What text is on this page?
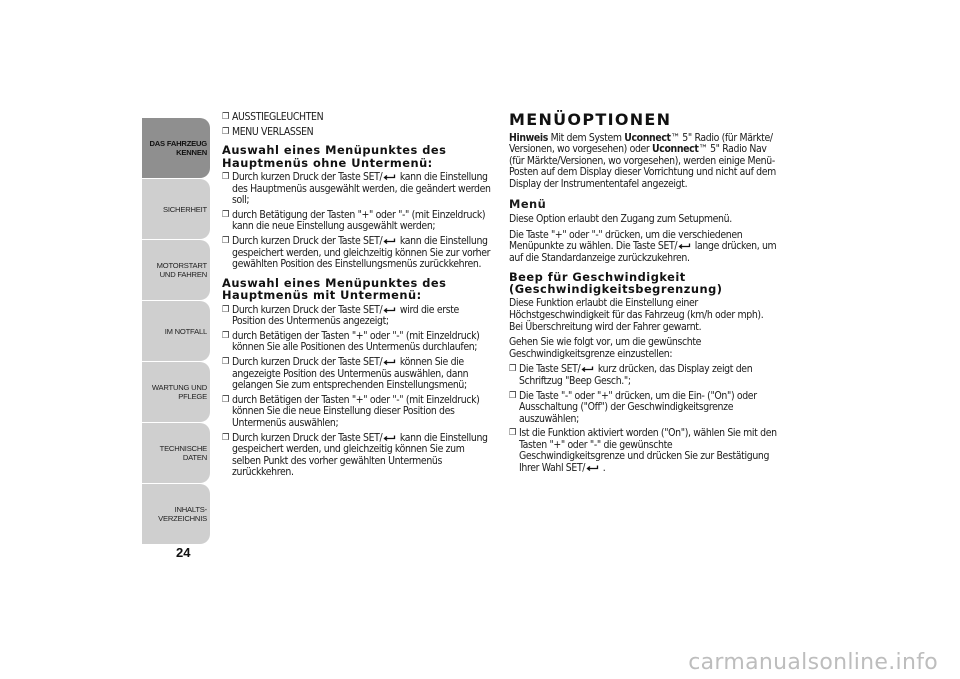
DAS FAHRZEUG KENNEN
SICHERHEIT
MOTORSTART UND FAHREN
IM NOTFALL
WARTUNG UND PFLEGE
TECHNISCHE DATEN
INHALTS-VERZEICHNIS
24
❒ AUSSTIEGLEUCHTEN
❒ MENU VERLASSEN
Auswahl eines Menüpunktes des Hauptmenüs ohne Untermenü:
❒ Durch kurzen Druck der Taste SET/
kann die Einstellung des Hauptmenüs ausgewählt werden, die geändert werden soll;
❒ durch Betätigung der Tasten "+" oder "-" (mit Einzeldruck) kann die neue Einstellung ausgewählt werden;
❒ Durch kurzen Druck der Taste SET/
kann die Einstellung gespeichert werden, und gleichzeitig können Sie zur vorher gewählten Position des Einstellungsmenüs zurückkehren.
Auswahl eines Menüpunktes des Hauptmenüs mit Untermenü:
❒ Durch kurzen Druck der Taste SET/
wird die erste Position des Untermenüs angezeigt;
❒ durch Betätigen der Tasten "+" oder "-" (mit Einzeldruck) können Sie alle Positionen des Untermenüs durchlaufen;
❒ Durch kurzen Druck der Taste SET/
können Sie die angezeigte Position des Untermenüs auswählen, dann gelangen Sie zum entsprechenden Einstellungsmenü;
❒ durch Betätigen der Tasten "+" oder "-" (mit Einzeldruck) können Sie die neue Einstellung dieser Position des Untermenüs auswählen;
❒ Durch kurzen Druck der Taste SET/
kann die Einstellung gespeichert werden, und gleichzeitig können Sie zum selben Punkt des vorher gewählten Untermenüs zurückkehren.
MENÜOPTIONEN

Hinweis Mit dem System Uconnect™ 5" Radio (für Märkte/ Versionen, wo vorgesehen) oder Uconnect™ 5" Radio Nav (für Märkte/Versionen, wo vorgesehen), werden einige Menü-Posten auf dem Display dieser Vorrichtung und nicht auf dem Display der Instrumententafel angezeigt.

Menü

Diese Option erlaubt den Zugang zum Setupmenü.

Die Taste "+" oder "-" drücken, um die verschiedenen Menüpunkte zu wählen. Die Taste SET/
lange drücken, um auf die Standardanzeige zurückzukehren.

Beep für Geschwindigkeit (Geschwindigkeitsbegrenzung)

Diese Funktion erlaubt die Einstellung einer Höchstgeschwindigkeit für das Fahrzeug (km/h oder mph). Bei Überschreitung wird der Fahrer gewarnt.

Gehen Sie wie folgt vor, um die gewünschte Geschwindigkeitsgrenze einzustellen:

❒ Die Taste SET/
kurz drücken, das Display zeigt den Schriftzug "Beep Gesch.";
❒ Die Taste "-" oder "+" drücken, um die Ein- ("On") oder Ausschaltung ("Off") der Geschwindigkeitsgrenze auszuwählen;
❒ Ist die Funktion aktiviert worden ("On"), wählen Sie mit den Tasten "+" oder "-" die gewünschte Geschwindigkeitsgrenze und drücken Sie zur Bestätigung Ihrer Wahl SET/
.
carmanualsonline.info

**Aim of the task:** Repeat each entry exactly as given; no pictures belong in the copy.

**Correct answer:**
What text is on this page?
DAS FAHRZEUG KENNEN
SICHERHEIT
MOTORSTART UND FAHREN
IM NOTFALL
WARTUNG UND PFLEGE
TECHNISCHE DATEN
INHALTS-VERZEICHNIS
24
❒ AUSSTIEGLEUCHTEN
❒ MENU VERLASSEN
Auswahl eines Menüpunktes des Hauptmenüs ohne Untermenü:
❒ Durch kurzen Druck der Taste SET/
kann die Einstellung des Hauptmenüs ausgewählt werden, die geändert werden soll;
❒ durch Betätigung der Tasten "+" oder "-" (mit Einzeldruck) kann die neue Einstellung ausgewählt werden;
❒ Durch kurzen Druck der Taste SET/
kann die Einstellung gespeichert werden, und gleichzeitig können Sie zur vorher gewählten Position des Einstellungsmenüs zurückkehren.
Auswahl eines Menüpunktes des Hauptmenüs mit Untermenü:
❒ Durch kurzen Druck der Taste SET/
wird die erste Position des Untermenüs angezeigt;
❒ durch Betätigen der Tasten "+" oder "-" (mit Einzeldruck) können Sie alle Positionen des Untermenüs durchlaufen;
❒ Durch kurzen Druck der Taste SET/
können Sie die angezeigte Position des Untermenüs auswählen, dann gelangen Sie zum entsprechenden Einstellungsmenü;
❒ durch Betätigen der Tasten "+" oder "-" (mit Einzeldruck) können Sie die neue Einstellung dieser Position des Untermenüs auswählen;
❒ Durch kurzen Druck der Taste SET/
kann die Einstellung gespeichert werden, und gleichzeitig können Sie zum selben Punkt des vorher gewählten Untermenüs zurückkehren.
MENÜOPTIONEN

Hinweis Mit dem System Uconnect™ 5" Radio (für Märkte/ Versionen, wo vorgesehen) oder Uconnect™ 5" Radio Nav (für Märkte/Versionen, wo vorgesehen), werden einige Menü-Posten auf dem Display dieser Vorrichtung und nicht auf dem Display der Instrumententafel angezeigt.

Menü

Diese Option erlaubt den Zugang zum Setupmenü.

Die Taste "+" oder "-" drücken, um die verschiedenen Menüpunkte zu wählen. Die Taste SET/
lange drücken, um auf die Standardanzeige zurückzukehren.

Beep für Geschwindigkeit (Geschwindigkeitsbegrenzung)

Diese Funktion erlaubt die Einstellung einer Höchstgeschwindigkeit für das Fahrzeug (km/h oder mph). Bei Überschreitung wird der Fahrer gewarnt.

Gehen Sie wie folgt vor, um die gewünschte Geschwindigkeitsgrenze einzustellen:

❒ Die Taste SET/
kurz drücken, das Display zeigt den Schriftzug "Beep Gesch.";
❒ Die Taste "-" oder "+" drücken, um die Ein- ("On") oder Ausschaltung ("Off") der Geschwindigkeitsgrenze auszuwählen;
❒ Ist die Funktion aktiviert worden ("On"), wählen Sie mit den Tasten "+" oder "-" die gewünschte Geschwindigkeitsgrenze und drücken Sie zur Bestätigung Ihrer Wahl SET/
.
carmanualsonline.info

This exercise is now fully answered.